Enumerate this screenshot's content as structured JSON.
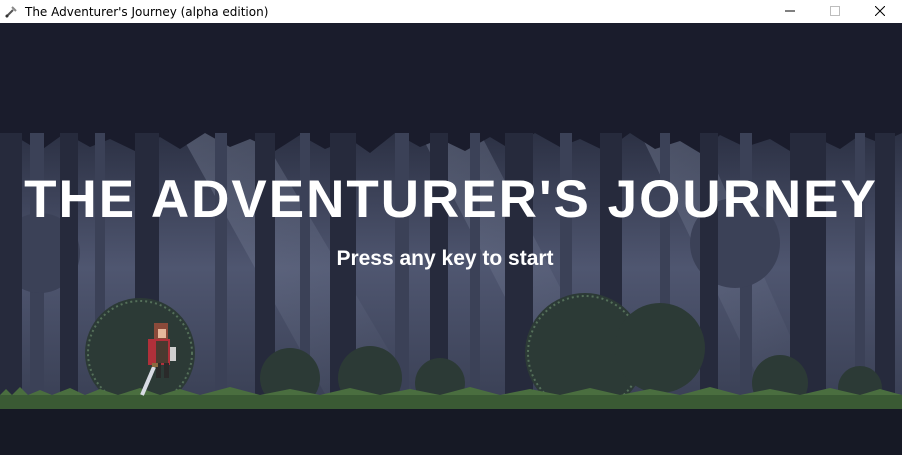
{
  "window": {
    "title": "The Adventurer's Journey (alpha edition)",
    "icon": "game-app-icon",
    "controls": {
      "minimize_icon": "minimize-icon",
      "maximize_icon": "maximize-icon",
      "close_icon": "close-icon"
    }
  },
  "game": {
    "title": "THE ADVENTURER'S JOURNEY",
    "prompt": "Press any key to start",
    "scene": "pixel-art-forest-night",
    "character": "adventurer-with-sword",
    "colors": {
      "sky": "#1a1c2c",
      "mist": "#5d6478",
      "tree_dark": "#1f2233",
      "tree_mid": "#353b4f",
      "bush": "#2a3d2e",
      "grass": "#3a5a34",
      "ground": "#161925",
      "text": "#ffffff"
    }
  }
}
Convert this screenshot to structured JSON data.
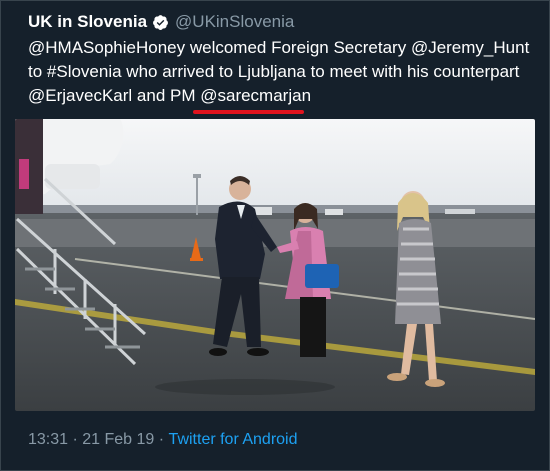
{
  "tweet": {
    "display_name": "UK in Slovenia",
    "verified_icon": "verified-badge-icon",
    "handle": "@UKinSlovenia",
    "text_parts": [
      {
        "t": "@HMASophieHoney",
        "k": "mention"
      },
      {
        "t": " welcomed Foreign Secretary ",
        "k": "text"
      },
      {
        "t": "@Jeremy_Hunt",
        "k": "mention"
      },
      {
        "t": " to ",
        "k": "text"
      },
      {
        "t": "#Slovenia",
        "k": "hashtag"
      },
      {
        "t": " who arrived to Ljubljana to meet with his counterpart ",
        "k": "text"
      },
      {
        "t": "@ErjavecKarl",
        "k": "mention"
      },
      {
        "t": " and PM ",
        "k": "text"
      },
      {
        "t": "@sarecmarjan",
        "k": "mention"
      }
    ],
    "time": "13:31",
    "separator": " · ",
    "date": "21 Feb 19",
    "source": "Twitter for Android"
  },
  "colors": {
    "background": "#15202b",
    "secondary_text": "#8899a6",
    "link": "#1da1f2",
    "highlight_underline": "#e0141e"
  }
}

Directions for this task
Write the material out again exactly as it appears, dropping the pictures.

Solution
Enumerate this screenshot's content as structured JSON.
{
  "window": {
    "title": "The Adventurer's Journey (alpha edition)",
    "icon": "game-app-icon",
    "controls": {
      "minimize_icon": "minimize-icon",
      "maximize_icon": "maximize-icon",
      "close_icon": "close-icon"
    }
  },
  "game": {
    "title": "THE ADVENTURER'S JOURNEY",
    "prompt": "Press any key to start",
    "scene": "pixel-art-forest-night",
    "character": "adventurer-with-sword",
    "colors": {
      "sky": "#1a1c2c",
      "mist": "#5d6478",
      "tree_dark": "#1f2233",
      "tree_mid": "#353b4f",
      "bush": "#2a3d2e",
      "grass": "#3a5a34",
      "ground": "#161925",
      "text": "#ffffff"
    }
  }
}
Convert this screenshot to structured JSON data.
{
  "tweet": {
    "display_name": "UK in Slovenia",
    "verified_icon": "verified-badge-icon",
    "handle": "@UKinSlovenia",
    "text_parts": [
      {
        "t": "@HMASophieHoney",
        "k": "mention"
      },
      {
        "t": " welcomed Foreign Secretary ",
        "k": "text"
      },
      {
        "t": "@Jeremy_Hunt",
        "k": "mention"
      },
      {
        "t": " to ",
        "k": "text"
      },
      {
        "t": "#Slovenia",
        "k": "hashtag"
      },
      {
        "t": " who arrived to Ljubljana to meet with his counterpart ",
        "k": "text"
      },
      {
        "t": "@ErjavecKarl",
        "k": "mention"
      },
      {
        "t": " and PM ",
        "k": "text"
      },
      {
        "t": "@sarecmarjan",
        "k": "mention"
      }
    ],
    "time": "13:31",
    "separator": " · ",
    "date": "21 Feb 19",
    "source": "Twitter for Android"
  },
  "colors": {
    "background": "#15202b",
    "secondary_text": "#8899a6",
    "link": "#1da1f2",
    "highlight_underline": "#e0141e"
  }
}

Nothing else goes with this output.